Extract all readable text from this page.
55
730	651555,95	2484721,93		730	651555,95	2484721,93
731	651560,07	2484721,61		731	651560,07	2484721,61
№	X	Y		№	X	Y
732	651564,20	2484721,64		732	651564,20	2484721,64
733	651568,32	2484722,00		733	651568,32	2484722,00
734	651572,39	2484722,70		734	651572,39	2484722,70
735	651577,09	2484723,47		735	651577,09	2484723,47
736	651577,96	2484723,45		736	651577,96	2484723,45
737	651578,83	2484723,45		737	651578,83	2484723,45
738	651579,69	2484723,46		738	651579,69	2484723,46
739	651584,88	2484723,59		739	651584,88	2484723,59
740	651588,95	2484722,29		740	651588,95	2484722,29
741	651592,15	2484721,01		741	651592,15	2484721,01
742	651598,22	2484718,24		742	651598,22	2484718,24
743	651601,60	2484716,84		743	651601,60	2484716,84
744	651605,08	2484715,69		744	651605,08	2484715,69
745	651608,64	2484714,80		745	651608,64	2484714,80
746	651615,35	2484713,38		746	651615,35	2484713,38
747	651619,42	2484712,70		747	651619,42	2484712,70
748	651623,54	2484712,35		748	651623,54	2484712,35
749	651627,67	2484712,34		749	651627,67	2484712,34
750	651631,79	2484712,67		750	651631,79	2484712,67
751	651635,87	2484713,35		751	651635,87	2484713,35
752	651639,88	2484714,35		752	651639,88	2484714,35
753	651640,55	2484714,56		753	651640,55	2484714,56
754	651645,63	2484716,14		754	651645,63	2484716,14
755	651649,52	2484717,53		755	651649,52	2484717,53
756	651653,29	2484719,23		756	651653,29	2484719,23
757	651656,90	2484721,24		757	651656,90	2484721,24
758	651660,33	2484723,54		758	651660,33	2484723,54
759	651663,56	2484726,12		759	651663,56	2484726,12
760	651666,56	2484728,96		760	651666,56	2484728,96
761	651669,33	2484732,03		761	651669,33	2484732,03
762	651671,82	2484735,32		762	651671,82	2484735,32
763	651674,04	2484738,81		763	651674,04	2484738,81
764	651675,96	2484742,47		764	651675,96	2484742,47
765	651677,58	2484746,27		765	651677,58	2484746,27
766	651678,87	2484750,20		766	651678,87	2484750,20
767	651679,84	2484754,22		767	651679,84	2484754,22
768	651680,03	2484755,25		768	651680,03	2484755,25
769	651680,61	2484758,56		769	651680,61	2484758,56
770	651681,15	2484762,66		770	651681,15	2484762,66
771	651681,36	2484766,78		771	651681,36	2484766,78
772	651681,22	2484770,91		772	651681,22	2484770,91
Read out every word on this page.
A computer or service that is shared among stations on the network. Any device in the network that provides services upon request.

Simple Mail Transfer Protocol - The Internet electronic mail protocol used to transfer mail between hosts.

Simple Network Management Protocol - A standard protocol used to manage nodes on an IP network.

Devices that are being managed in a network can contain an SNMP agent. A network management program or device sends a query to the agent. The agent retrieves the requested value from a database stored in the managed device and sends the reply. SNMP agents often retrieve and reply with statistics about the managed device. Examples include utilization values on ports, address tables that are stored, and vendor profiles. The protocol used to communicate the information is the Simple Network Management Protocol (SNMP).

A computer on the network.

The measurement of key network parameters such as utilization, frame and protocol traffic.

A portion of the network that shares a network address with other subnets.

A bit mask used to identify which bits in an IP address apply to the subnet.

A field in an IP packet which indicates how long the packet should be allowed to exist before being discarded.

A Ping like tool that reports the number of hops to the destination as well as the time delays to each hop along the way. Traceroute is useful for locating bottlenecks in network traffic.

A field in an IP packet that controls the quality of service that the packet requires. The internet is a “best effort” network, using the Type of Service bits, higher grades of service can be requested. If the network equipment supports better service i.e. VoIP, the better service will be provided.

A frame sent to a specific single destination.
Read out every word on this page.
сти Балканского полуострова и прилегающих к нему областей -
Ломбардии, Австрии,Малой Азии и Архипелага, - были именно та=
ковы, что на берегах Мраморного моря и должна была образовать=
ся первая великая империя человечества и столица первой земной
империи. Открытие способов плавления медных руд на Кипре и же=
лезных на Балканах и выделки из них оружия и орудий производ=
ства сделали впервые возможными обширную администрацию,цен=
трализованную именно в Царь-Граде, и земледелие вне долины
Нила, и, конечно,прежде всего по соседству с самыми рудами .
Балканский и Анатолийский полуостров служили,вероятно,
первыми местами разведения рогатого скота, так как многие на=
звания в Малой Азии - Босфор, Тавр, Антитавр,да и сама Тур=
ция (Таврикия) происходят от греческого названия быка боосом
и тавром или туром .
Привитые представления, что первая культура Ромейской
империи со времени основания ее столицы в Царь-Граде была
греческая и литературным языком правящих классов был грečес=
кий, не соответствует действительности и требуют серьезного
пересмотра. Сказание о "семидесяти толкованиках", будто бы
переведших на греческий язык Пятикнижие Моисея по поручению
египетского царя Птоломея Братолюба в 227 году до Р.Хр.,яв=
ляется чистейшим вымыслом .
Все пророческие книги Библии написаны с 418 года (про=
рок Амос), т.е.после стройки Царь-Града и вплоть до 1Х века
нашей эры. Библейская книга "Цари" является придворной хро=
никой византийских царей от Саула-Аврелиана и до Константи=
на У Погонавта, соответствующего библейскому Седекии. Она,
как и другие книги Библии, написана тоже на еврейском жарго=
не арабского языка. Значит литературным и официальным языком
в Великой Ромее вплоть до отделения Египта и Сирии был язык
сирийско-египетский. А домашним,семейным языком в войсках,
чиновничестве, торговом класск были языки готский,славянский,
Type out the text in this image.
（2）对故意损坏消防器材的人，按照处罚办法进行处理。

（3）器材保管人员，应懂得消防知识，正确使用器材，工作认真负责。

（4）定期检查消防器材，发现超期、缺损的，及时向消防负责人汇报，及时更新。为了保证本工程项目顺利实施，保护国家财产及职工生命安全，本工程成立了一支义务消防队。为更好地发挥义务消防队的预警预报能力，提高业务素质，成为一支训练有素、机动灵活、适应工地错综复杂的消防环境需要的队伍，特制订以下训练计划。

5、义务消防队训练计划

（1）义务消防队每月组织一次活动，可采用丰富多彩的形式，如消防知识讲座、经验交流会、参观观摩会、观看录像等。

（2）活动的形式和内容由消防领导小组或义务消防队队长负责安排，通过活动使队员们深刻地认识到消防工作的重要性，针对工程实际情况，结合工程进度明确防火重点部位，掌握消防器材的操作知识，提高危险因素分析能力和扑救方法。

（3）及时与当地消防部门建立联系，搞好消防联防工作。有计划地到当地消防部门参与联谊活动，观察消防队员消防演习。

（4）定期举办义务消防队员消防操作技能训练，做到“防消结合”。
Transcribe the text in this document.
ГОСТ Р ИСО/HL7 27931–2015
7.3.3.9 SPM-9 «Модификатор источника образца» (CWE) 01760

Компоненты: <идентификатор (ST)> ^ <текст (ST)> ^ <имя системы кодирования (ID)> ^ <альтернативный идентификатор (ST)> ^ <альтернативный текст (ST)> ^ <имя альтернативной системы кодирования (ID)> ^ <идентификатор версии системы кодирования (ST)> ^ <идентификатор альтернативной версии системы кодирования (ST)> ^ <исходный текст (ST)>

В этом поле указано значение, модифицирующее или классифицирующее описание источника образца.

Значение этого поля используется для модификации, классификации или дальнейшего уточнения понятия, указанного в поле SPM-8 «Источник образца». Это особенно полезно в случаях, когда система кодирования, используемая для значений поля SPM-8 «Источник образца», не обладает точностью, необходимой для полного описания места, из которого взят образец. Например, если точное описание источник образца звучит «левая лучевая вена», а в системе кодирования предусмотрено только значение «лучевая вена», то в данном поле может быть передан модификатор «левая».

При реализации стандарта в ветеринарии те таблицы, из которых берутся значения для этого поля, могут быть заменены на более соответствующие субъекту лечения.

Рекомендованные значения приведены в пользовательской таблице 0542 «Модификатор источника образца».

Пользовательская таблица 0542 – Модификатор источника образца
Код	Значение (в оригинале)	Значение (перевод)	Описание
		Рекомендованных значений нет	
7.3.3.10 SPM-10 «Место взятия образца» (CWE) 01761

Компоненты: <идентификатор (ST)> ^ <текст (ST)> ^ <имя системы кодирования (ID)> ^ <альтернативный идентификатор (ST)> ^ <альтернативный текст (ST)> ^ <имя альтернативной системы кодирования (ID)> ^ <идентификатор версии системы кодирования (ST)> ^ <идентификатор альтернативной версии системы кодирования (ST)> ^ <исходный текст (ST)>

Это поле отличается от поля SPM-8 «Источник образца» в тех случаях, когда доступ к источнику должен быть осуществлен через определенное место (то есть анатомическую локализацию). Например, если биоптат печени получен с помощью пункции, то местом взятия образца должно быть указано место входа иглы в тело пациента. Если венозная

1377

Stated exercise
Each line holding the word "языком" counts once; report the total and nothing else.

Final result
3